Work to do
Extract, from the listing that follows, each line containing the word "matar".

[Data records]
++++
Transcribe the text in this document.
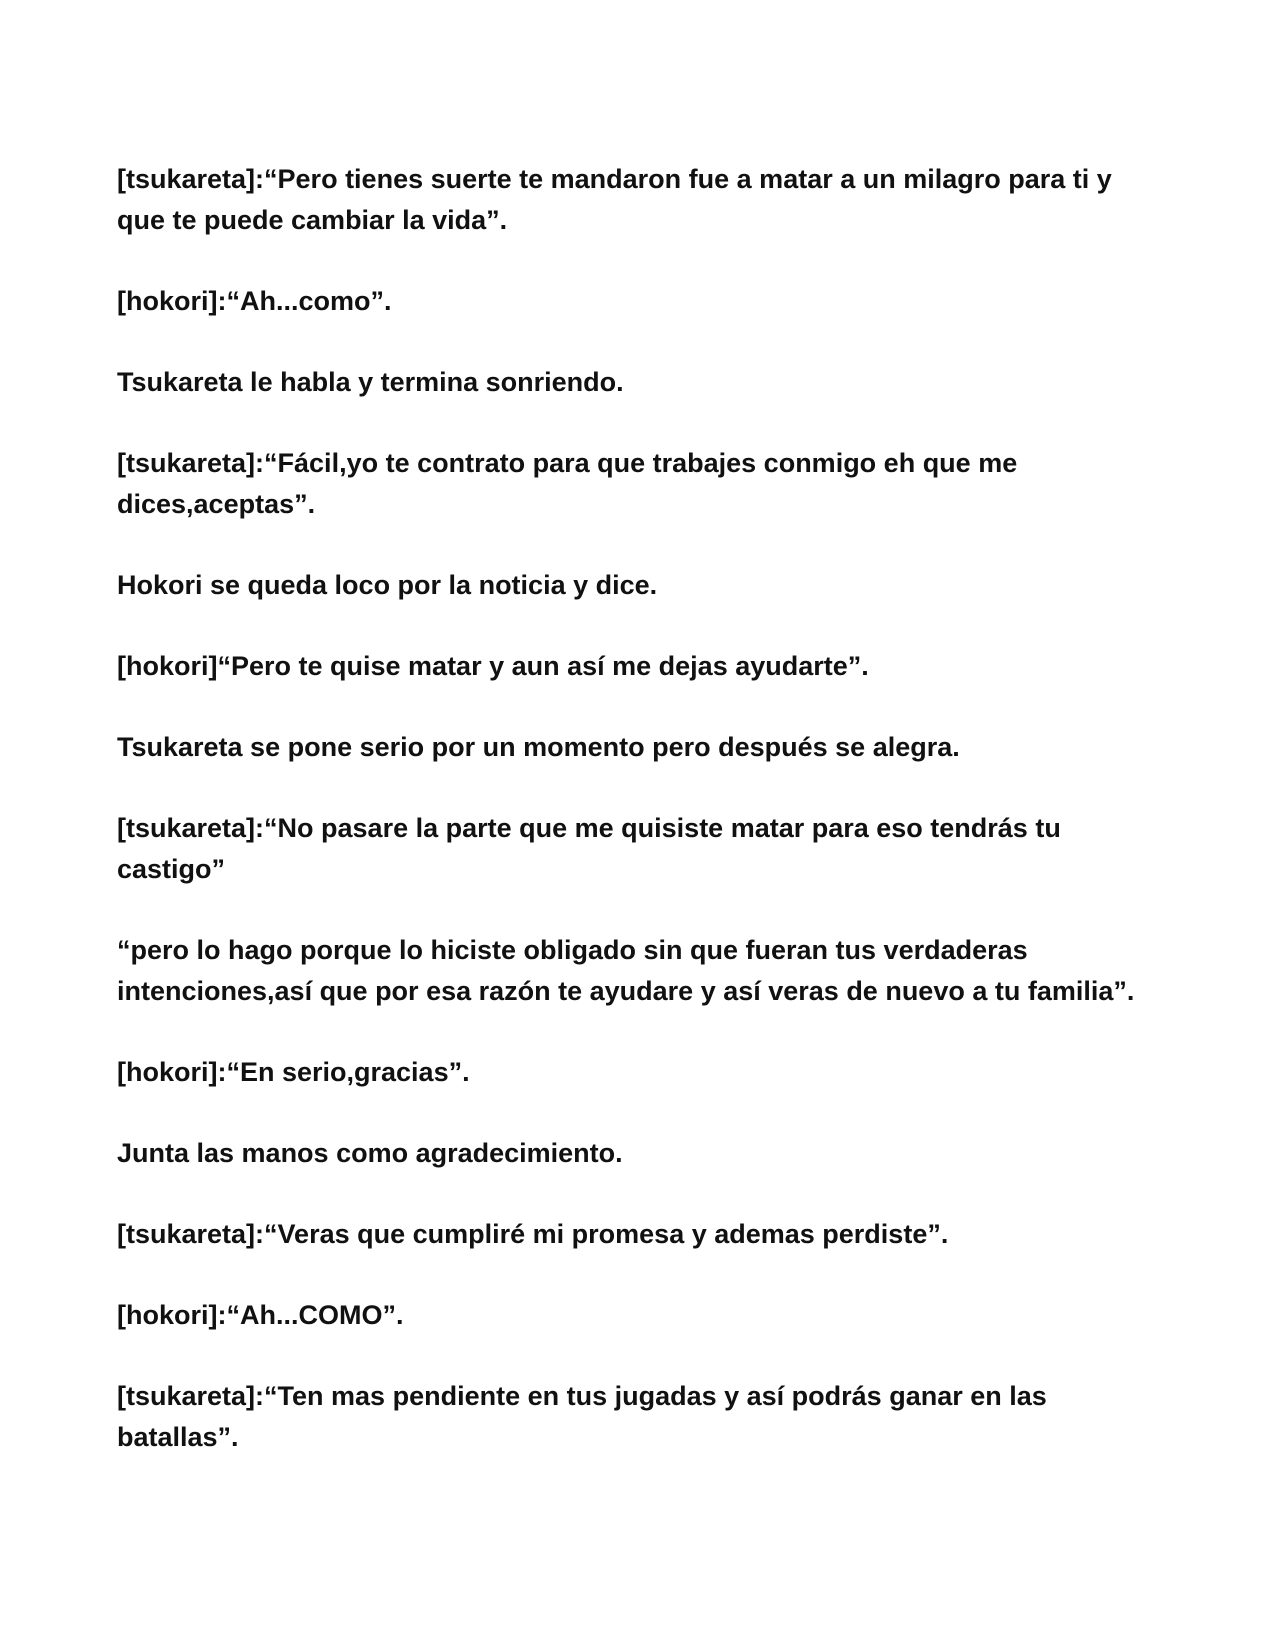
[tsukareta]:“Pero tienes suerte te mandaron fue a matar a un milagro para ti y que te puede cambiar la vida”.

[hokori]:“Ah...como”.

Tsukareta le habla y termina sonriendo.

[tsukareta]:“Fácil,yo te contrato para que trabajes conmigo eh que me dices,aceptas”.

Hokori se queda loco por la noticia y dice.

[hokori]“Pero te quise matar y aun así me dejas ayudarte”.

Tsukareta se pone serio por un momento pero después se alegra.

[tsukareta]:“No pasare la parte que me quisiste matar para eso tendrás tu castigo”

“pero lo hago porque lo hiciste obligado sin que fueran tus verdaderas intenciones,así que por esa razón te ayudare y así veras de nuevo a tu familia”.

[hokori]:“En serio,gracias”.

Junta las manos como agradecimiento.

[tsukareta]:“Veras que cumpliré mi promesa y ademas perdiste”.

[hokori]:“Ah...COMO”.

[tsukareta]:“Ten mas pendiente en tus jugadas y así podrás ganar en las batallas”.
++++
The reply
[tsukareta]:“Pero tienes suerte te mandaron fue a matar a un milagro para ti y que te puede cambiar la vida”.
[hokori]“Pero te quise matar y aun así me dejas ayudarte”.
[tsukareta]:“No pasare la parte que me quisiste matar para eso tendrás tu castigo”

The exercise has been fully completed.